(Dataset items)
[BEGIN]
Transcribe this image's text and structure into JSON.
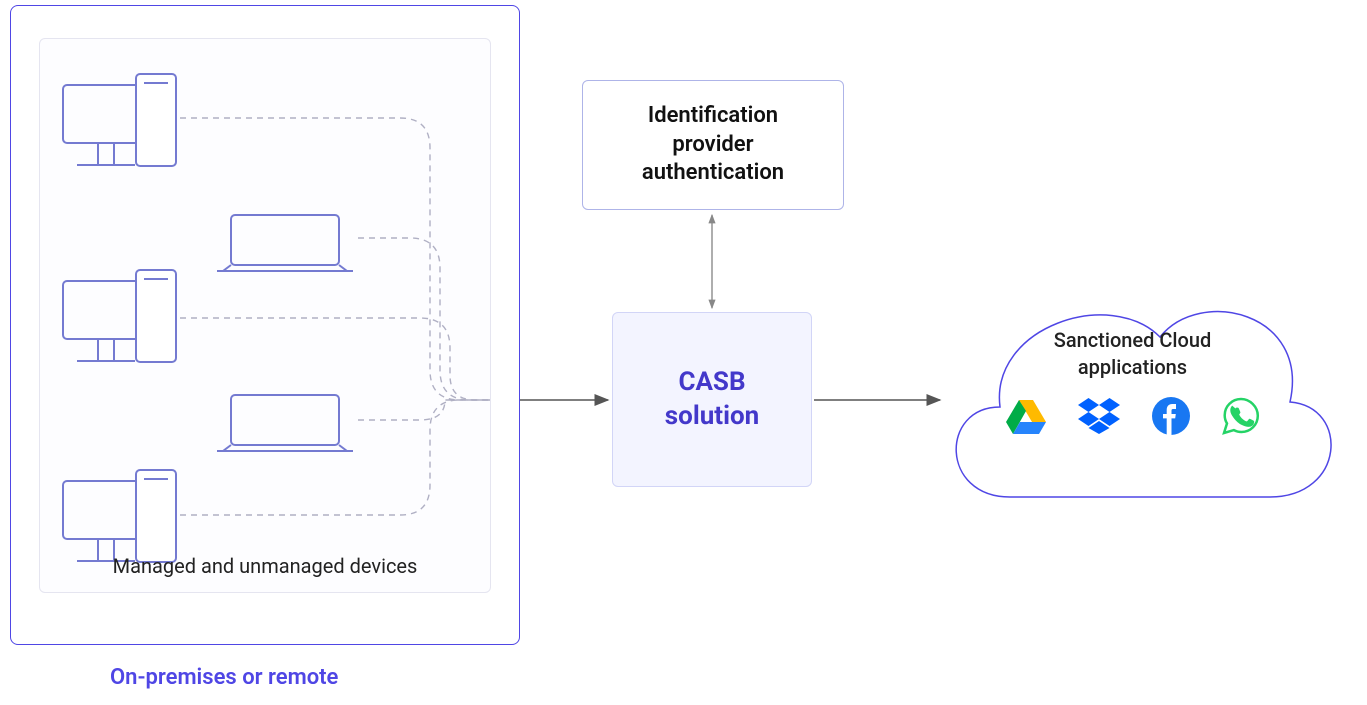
{
  "onprem": {
    "panel_label": "Managed and unmanaged devices",
    "footer_label": "On-premises or remote"
  },
  "idp": {
    "label": "Identification\nprovider\nauthentication"
  },
  "casb": {
    "label": "CASB\nsolution"
  },
  "cloud": {
    "title": "Sanctioned Cloud\napplications",
    "apps": [
      "google-drive",
      "dropbox",
      "facebook",
      "whatsapp"
    ]
  },
  "colors": {
    "accent": "#4f46e5",
    "casb_text": "#4338ca",
    "icon_stroke": "#747ad1",
    "dashed": "#b0b0c4"
  }
}
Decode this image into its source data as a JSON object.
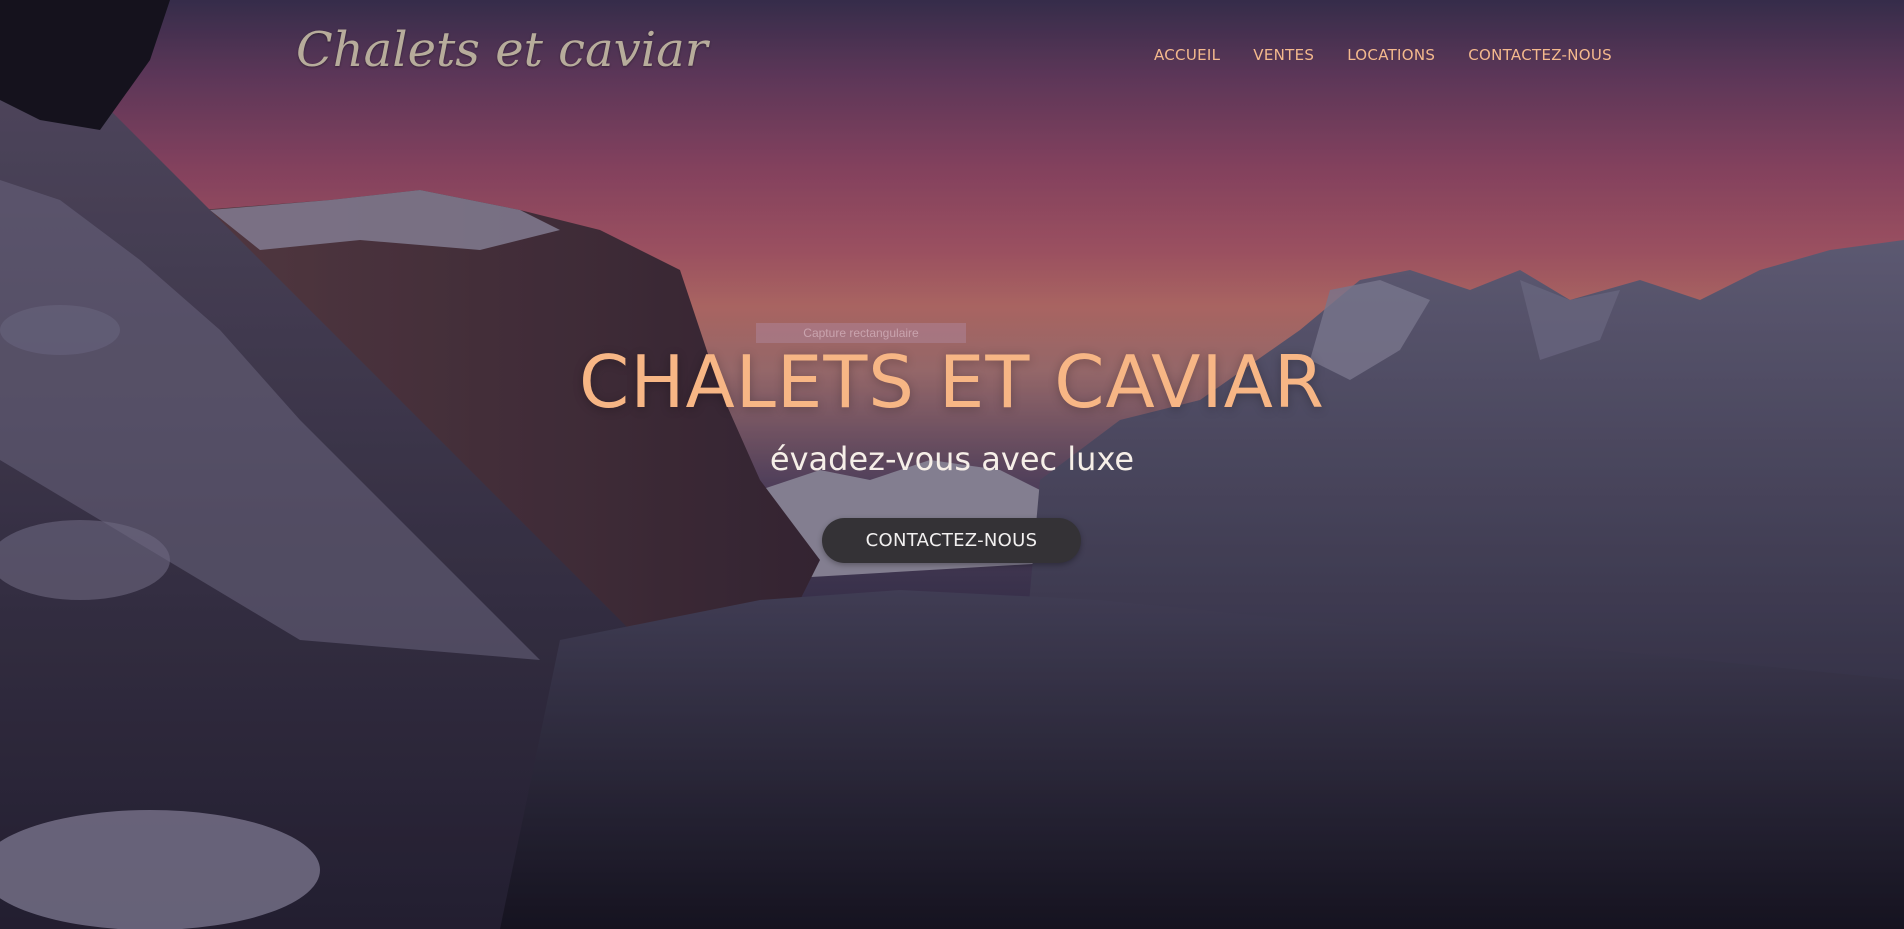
{
  "header": {
    "logo_text": "Chalets et caviar",
    "nav": [
      {
        "label": "ACCUEIL"
      },
      {
        "label": "VENTES"
      },
      {
        "label": "LOCATIONS"
      },
      {
        "label": "CONTACTEZ-NOUS"
      }
    ]
  },
  "hero": {
    "overlay_tooltip": "Capture rectangulaire",
    "title": "CHALETS ET CAVIAR",
    "subtitle": "évadez-vous avec luxe",
    "cta_label": "CONTACTEZ-NOUS"
  },
  "colors": {
    "accent": "#f7b685",
    "nav_text": "#f4b98d",
    "logo": "#b7ac9b",
    "button_bg": "#343236",
    "subtitle": "#f6efe8"
  }
}
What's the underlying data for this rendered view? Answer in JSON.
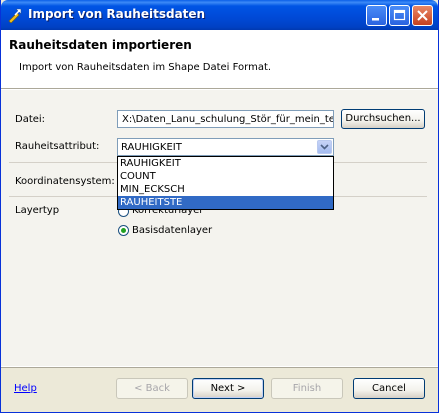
{
  "window": {
    "title": "Import von Rauheitsdaten",
    "icon": "import-icon"
  },
  "header": {
    "title": "Rauheitsdaten importieren",
    "description": "Import von Rauheitsdaten im Shape Datei Format."
  },
  "form": {
    "file_label": "Datei:",
    "file_value": "X:\\Daten_Lanu_schulung_Stör_für_mein_te",
    "browse_label": "Durchsuchen...",
    "attribute_label": "Rauheitsattribut:",
    "attribute_selected": "RAUHIGKEIT",
    "attribute_options": [
      "RAUHIGKEIT",
      "COUNT",
      "MIN_ECKSCH",
      "RAUHEITSTE"
    ],
    "attribute_highlighted": "RAUHEITSTE",
    "coords_label": "Koordinatensystem:",
    "layertype_label": "Layertyp",
    "radio_options": [
      "Korrekturlayer",
      "Basisdatenlayer"
    ],
    "radio_selected": "Basisdatenlayer"
  },
  "footer": {
    "help": "Help",
    "back": "< Back",
    "next": "Next >",
    "finish": "Finish",
    "cancel": "Cancel"
  }
}
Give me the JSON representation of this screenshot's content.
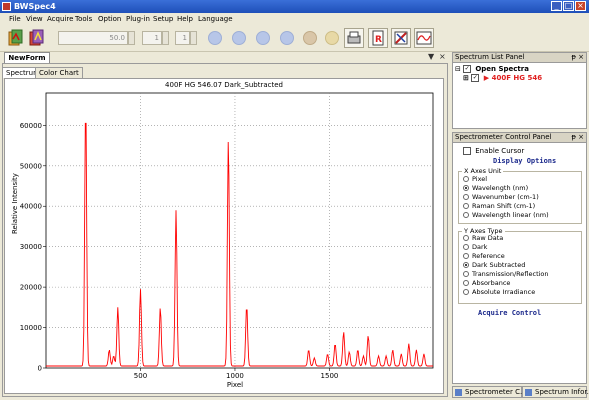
{
  "window": {
    "title": "BWSpec4",
    "controls": [
      "_",
      "□",
      "×"
    ]
  },
  "menu": [
    "File",
    "View",
    "Acquire",
    "Tools",
    "Option",
    "Plug-in",
    "Setup",
    "Help",
    "Language"
  ],
  "toolbar": {
    "integration_value": "50.0",
    "average_value": "1",
    "smooth_value": "1"
  },
  "document": {
    "tab": "NewForm",
    "close": "×",
    "dropdown": "▼"
  },
  "subtabs": [
    "Spectrum",
    "Color Chart"
  ],
  "chart_data": {
    "type": "line",
    "title": "400F HG 546.07      Dark_Subtracted",
    "xlabel": "Pixel",
    "ylabel": "Relative Intensity",
    "xlim": [
      0,
      2048
    ],
    "ylim": [
      0,
      68000
    ],
    "x_ticks": [
      500,
      1000,
      1500
    ],
    "y_ticks": [
      0,
      10000,
      20000,
      30000,
      40000,
      50000,
      60000
    ],
    "grid": true,
    "series": [
      {
        "color": "#ff0000",
        "peaks": [
          {
            "x": 210,
            "y": 65000
          },
          {
            "x": 335,
            "y": 4000
          },
          {
            "x": 358,
            "y": 2500
          },
          {
            "x": 380,
            "y": 14500
          },
          {
            "x": 500,
            "y": 19000
          },
          {
            "x": 605,
            "y": 14500
          },
          {
            "x": 688,
            "y": 38500
          },
          {
            "x": 965,
            "y": 56500
          },
          {
            "x": 1062,
            "y": 15000
          },
          {
            "x": 1390,
            "y": 4000
          },
          {
            "x": 1420,
            "y": 2000
          },
          {
            "x": 1490,
            "y": 3000
          },
          {
            "x": 1530,
            "y": 5500
          },
          {
            "x": 1575,
            "y": 8500
          },
          {
            "x": 1605,
            "y": 3500
          },
          {
            "x": 1650,
            "y": 4000
          },
          {
            "x": 1680,
            "y": 2500
          },
          {
            "x": 1705,
            "y": 7500
          },
          {
            "x": 1760,
            "y": 2500
          },
          {
            "x": 1800,
            "y": 2500
          },
          {
            "x": 1835,
            "y": 4000
          },
          {
            "x": 1880,
            "y": 3000
          },
          {
            "x": 1920,
            "y": 5500
          },
          {
            "x": 1960,
            "y": 4000
          },
          {
            "x": 2000,
            "y": 3000
          }
        ],
        "baseline": 500
      }
    ]
  },
  "spectrum_list_panel": {
    "title": "Spectrum List Panel",
    "root": "Open Spectra",
    "item": "400F HG 546"
  },
  "control_panel": {
    "title": "Spectrometer Control Panel",
    "enable_cursor": "Enable Cursor",
    "display_options": "Display Options",
    "x_axes_unit": {
      "title": "X Axes Unit",
      "options": [
        "Pixel",
        "Wavelength (nm)",
        "Wavenumber (cm-1)",
        "Raman Shift (cm-1)",
        "Wavelength linear (nm)"
      ],
      "selected": 1
    },
    "y_axes_type": {
      "title": "Y Axes Type",
      "options": [
        "Raw Data",
        "Dark",
        "Reference",
        "Dark Subtracted",
        "Transmission/Reflection",
        "Absorbance",
        "Absolute Irradiance"
      ],
      "selected": 3
    },
    "acquire_control": "Acquire Control"
  },
  "bottom_tabs": [
    "Spectrometer C...",
    "Spectrum Infor..."
  ],
  "icon_colors": {
    "accent_red": "#e02020",
    "panel_header": "#d8d4c4"
  }
}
[END]
• THE REQUEST:
Where a line contains the string "Rauheitsdaten", extract that line.

• SOLUTION FOR THIS TASK:
    "title": "Import von Rauheitsdaten",
    "title": "Rauheitsdaten importieren",
    "description": "Import von Rauheitsdaten im Shape Datei Format."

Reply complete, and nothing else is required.